### PROBLEM TO SOLVE
In the records below, find each line holding the word "Psychotherapeuten" and copy it.

====== DATA

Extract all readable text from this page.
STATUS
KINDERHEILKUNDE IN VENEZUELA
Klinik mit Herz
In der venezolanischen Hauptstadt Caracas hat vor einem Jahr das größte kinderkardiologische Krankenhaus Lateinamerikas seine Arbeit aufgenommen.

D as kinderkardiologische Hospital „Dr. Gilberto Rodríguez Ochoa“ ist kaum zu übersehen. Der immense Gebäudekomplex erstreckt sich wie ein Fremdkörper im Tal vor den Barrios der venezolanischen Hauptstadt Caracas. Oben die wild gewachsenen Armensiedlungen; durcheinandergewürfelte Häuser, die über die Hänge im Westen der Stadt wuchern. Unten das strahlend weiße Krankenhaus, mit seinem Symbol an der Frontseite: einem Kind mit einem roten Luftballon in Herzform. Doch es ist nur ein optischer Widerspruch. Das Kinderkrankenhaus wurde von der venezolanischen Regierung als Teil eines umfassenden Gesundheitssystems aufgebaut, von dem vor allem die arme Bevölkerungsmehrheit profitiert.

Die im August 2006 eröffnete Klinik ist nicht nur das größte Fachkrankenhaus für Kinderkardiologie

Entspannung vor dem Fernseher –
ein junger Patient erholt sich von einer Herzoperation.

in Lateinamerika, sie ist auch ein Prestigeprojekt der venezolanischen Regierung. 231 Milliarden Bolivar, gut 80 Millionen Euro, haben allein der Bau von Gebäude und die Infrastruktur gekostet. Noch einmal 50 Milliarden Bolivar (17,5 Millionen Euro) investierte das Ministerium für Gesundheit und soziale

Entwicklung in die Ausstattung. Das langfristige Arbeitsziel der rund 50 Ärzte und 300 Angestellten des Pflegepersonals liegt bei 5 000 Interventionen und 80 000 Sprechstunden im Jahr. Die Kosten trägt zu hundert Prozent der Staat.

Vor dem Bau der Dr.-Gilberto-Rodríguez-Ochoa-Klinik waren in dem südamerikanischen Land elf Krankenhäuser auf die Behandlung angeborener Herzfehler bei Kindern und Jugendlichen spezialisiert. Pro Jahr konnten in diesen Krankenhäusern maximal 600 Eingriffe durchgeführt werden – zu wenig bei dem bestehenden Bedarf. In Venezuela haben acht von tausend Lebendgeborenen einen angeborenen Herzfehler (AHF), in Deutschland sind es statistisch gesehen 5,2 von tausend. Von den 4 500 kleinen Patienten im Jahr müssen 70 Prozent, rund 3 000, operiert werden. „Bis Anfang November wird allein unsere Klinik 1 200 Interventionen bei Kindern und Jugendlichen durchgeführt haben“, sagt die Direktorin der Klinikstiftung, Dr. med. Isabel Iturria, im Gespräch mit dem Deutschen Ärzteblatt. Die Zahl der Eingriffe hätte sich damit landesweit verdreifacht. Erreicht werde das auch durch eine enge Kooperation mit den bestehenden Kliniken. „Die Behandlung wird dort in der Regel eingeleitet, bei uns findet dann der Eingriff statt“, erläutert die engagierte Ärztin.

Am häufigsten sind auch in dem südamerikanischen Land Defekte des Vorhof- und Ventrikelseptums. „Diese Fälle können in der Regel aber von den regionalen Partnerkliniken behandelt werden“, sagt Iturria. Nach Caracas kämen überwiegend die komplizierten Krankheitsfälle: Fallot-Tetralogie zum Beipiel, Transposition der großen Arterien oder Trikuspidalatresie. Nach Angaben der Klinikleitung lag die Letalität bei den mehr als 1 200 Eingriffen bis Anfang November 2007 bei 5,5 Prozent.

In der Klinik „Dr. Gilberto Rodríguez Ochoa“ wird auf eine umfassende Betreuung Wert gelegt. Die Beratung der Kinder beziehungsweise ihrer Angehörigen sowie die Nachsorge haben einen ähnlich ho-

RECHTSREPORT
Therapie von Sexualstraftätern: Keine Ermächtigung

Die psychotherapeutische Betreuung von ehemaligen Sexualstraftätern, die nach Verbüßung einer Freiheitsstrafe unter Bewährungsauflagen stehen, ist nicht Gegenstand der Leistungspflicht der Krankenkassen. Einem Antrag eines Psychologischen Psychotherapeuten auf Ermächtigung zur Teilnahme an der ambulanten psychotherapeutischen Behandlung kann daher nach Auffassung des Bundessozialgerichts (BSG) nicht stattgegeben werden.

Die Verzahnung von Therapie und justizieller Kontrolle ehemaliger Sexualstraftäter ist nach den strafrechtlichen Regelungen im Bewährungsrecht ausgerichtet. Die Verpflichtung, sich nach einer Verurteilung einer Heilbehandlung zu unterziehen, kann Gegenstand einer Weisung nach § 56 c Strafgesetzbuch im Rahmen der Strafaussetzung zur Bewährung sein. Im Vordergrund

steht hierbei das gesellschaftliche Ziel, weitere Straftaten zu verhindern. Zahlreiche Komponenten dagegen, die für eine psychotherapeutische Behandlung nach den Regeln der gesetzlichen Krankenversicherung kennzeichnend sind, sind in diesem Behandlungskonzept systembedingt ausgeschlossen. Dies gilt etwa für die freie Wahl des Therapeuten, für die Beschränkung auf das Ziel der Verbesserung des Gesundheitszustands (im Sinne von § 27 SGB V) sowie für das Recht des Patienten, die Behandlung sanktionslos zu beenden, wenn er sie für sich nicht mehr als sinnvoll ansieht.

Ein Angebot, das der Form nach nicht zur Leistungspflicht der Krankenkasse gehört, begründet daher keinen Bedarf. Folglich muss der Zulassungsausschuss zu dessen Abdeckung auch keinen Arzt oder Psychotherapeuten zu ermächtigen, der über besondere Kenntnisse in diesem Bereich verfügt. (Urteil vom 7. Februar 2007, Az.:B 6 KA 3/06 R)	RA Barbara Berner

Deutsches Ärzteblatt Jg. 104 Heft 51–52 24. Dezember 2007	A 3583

============

### TASK RESPONSE
Die psychotherapeutische Betreuung von ehemaligen Sexualstraftätern, die nach Verbüßung einer Freiheitsstrafe unter Bewährungsauflagen stehen, ist nicht Gegenstand der Leistungspflicht der Krankenkassen. Einem Antrag eines Psychologischen Psychotherapeuten auf Ermächtigung zur Teilnahme an der ambulanten psychotherapeutischen Behandlung kann daher nach Auffassung des Bundessozialgerichts (BSG) nicht stattgegeben werden.
Ein Angebot, das der Form nach nicht zur Leistungspflicht der Krankenkasse gehört, begründet daher keinen Bedarf. Folglich muss der Zulassungsausschuss zu dessen Abdeckung auch keinen Arzt oder Psychotherapeuten zu ermächtigen, der über besondere Kenntnisse in diesem Bereich verfügt. (Urteil vom 7. Februar 2007, Az.:B 6 KA 3/06 R)	RA Barbara Berner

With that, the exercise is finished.